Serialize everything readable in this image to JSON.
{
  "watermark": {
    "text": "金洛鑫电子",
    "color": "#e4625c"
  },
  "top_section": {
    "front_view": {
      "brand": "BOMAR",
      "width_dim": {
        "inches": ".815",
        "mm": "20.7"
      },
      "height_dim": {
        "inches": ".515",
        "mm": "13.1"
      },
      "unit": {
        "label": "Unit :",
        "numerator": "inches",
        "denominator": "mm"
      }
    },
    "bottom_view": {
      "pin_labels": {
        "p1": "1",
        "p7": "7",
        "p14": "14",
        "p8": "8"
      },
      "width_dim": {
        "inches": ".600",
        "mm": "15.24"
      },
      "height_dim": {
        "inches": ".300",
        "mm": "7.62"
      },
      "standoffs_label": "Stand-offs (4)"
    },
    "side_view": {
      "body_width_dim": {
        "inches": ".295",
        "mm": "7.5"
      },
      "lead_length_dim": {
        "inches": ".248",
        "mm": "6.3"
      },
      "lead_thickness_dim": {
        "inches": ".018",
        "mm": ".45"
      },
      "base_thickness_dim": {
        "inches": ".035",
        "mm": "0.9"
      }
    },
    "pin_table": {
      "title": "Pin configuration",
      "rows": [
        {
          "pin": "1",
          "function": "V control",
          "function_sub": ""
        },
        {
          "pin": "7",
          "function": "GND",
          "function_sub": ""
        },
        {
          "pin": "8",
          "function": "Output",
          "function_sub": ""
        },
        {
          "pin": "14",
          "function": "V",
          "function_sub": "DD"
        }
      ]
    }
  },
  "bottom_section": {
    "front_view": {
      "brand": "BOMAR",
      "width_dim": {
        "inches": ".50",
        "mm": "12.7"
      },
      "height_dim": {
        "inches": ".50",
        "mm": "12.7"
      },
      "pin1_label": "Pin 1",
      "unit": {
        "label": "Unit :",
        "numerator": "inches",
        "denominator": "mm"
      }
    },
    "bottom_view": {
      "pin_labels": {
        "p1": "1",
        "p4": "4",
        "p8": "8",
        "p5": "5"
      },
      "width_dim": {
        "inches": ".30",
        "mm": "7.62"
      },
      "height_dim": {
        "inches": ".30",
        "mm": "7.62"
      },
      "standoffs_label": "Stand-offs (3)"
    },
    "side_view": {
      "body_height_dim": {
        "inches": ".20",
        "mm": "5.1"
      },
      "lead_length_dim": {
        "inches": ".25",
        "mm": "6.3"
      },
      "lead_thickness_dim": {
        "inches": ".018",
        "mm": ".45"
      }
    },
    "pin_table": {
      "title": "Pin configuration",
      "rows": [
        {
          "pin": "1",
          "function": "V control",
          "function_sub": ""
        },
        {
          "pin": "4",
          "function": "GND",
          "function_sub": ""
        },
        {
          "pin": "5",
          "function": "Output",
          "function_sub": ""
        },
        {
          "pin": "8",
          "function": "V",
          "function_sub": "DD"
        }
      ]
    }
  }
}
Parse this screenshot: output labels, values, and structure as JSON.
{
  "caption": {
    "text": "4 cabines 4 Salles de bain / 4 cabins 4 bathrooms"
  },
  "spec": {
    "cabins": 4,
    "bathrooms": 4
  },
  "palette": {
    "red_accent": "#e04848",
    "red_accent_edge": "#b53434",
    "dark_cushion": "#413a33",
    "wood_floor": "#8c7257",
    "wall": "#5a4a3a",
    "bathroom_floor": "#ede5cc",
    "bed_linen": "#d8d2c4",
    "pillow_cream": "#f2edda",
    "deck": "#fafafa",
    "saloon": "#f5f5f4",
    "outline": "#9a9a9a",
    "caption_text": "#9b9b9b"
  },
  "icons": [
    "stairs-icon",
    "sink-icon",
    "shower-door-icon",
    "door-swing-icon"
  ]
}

> Task details:
Above are the records; copy every line in them that holds the word "Stand".

> The response:
      "standoffs_label": "Stand-offs (4)"
      "standoffs_label": "Stand-offs (3)"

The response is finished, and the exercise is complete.